Write out every entry exactly as given, but omit the pictures.

(Stored records)
* START *

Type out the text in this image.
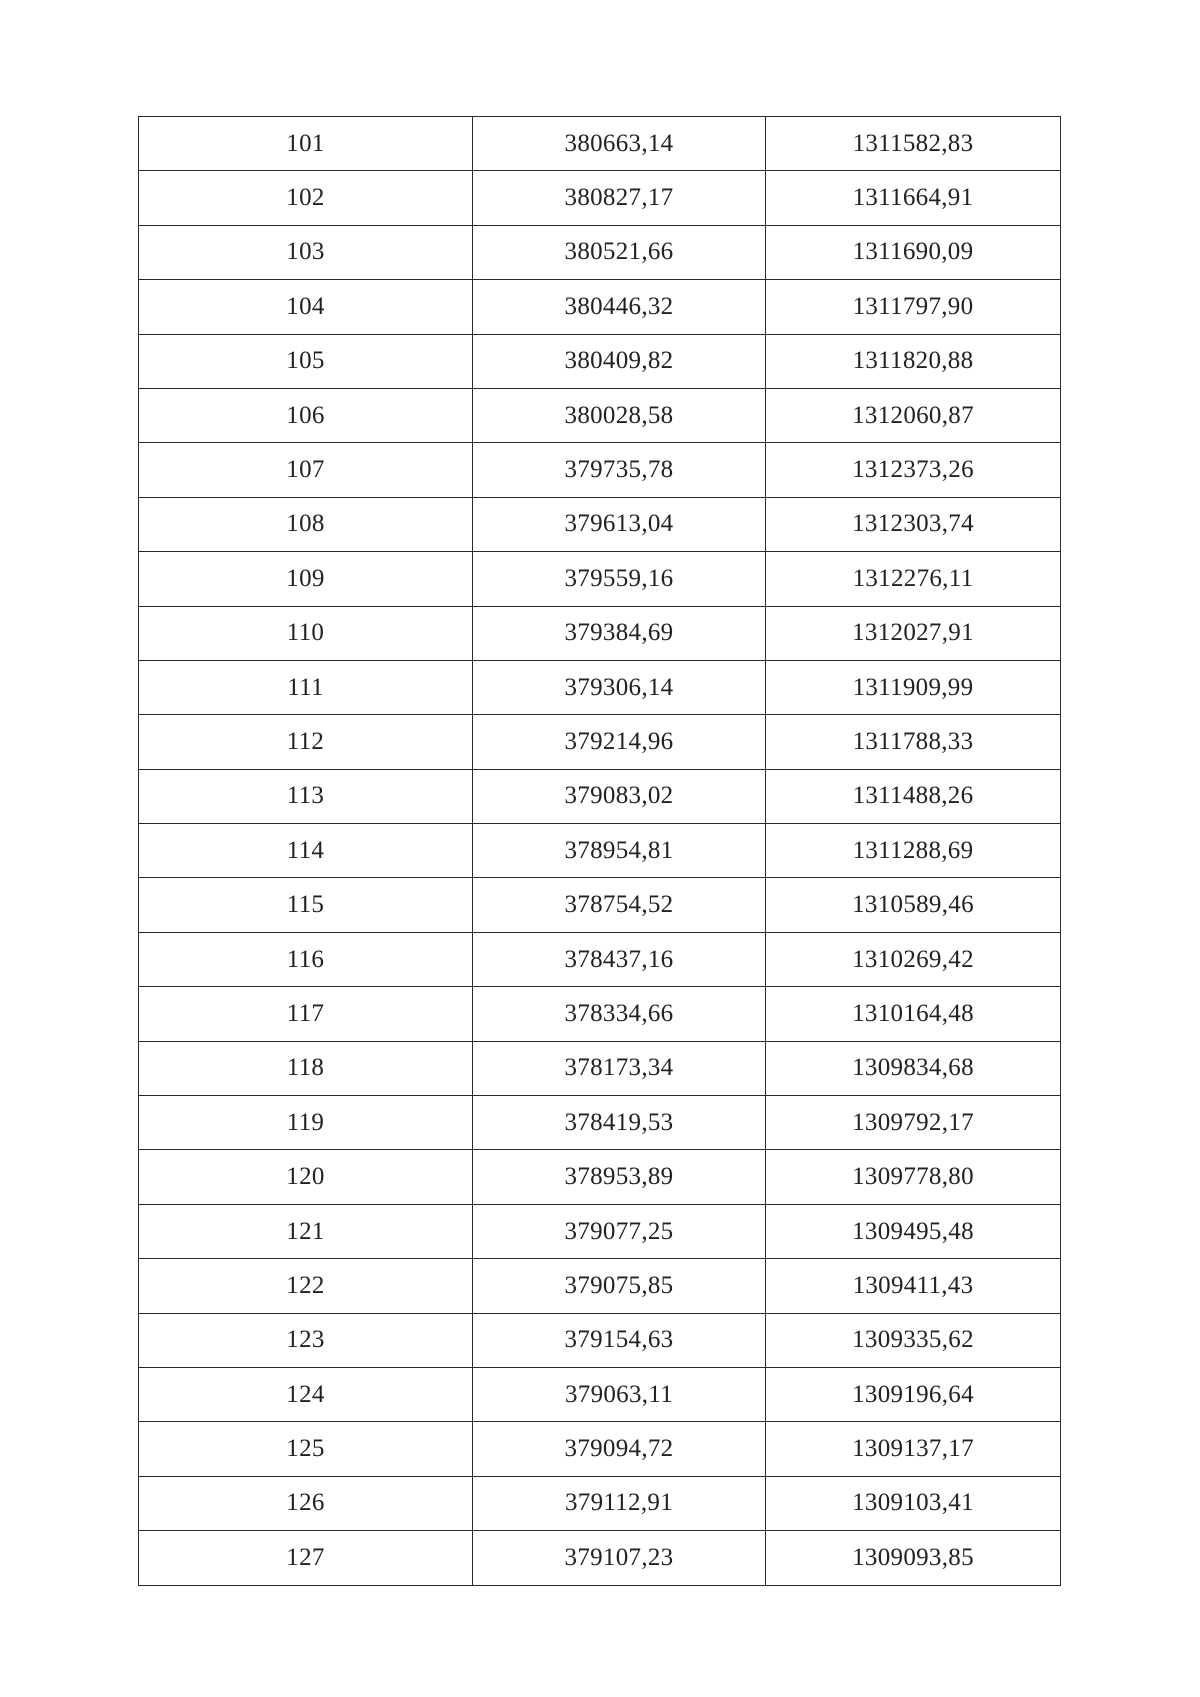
101	380663,14	1311582,83
102	380827,17	1311664,91
103	380521,66	1311690,09
104	380446,32	1311797,90
105	380409,82	1311820,88
106	380028,58	1312060,87
107	379735,78	1312373,26
108	379613,04	1312303,74
109	379559,16	1312276,11
110	379384,69	1312027,91
111	379306,14	1311909,99
112	379214,96	1311788,33
113	379083,02	1311488,26
114	378954,81	1311288,69
115	378754,52	1310589,46
116	378437,16	1310269,42
117	378334,66	1310164,48
118	378173,34	1309834,68
119	378419,53	1309792,17
120	378953,89	1309778,80
121	379077,25	1309495,48
122	379075,85	1309411,43
123	379154,63	1309335,62
124	379063,11	1309196,64
125	379094,72	1309137,17
126	379112,91	1309103,41
127	379107,23	1309093,85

* END *

■ Result of the task ■
Type out the text in this image.
101	380663,14	1311582,83
102	380827,17	1311664,91
103	380521,66	1311690,09
104	380446,32	1311797,90
105	380409,82	1311820,88
106	380028,58	1312060,87
107	379735,78	1312373,26
108	379613,04	1312303,74
109	379559,16	1312276,11
110	379384,69	1312027,91
111	379306,14	1311909,99
112	379214,96	1311788,33
113	379083,02	1311488,26
114	378954,81	1311288,69
115	378754,52	1310589,46
116	378437,16	1310269,42
117	378334,66	1310164,48
118	378173,34	1309834,68
119	378419,53	1309792,17
120	378953,89	1309778,80
121	379077,25	1309495,48
122	379075,85	1309411,43
123	379154,63	1309335,62
124	379063,11	1309196,64
125	379094,72	1309137,17
126	379112,91	1309103,41
127	379107,23	1309093,85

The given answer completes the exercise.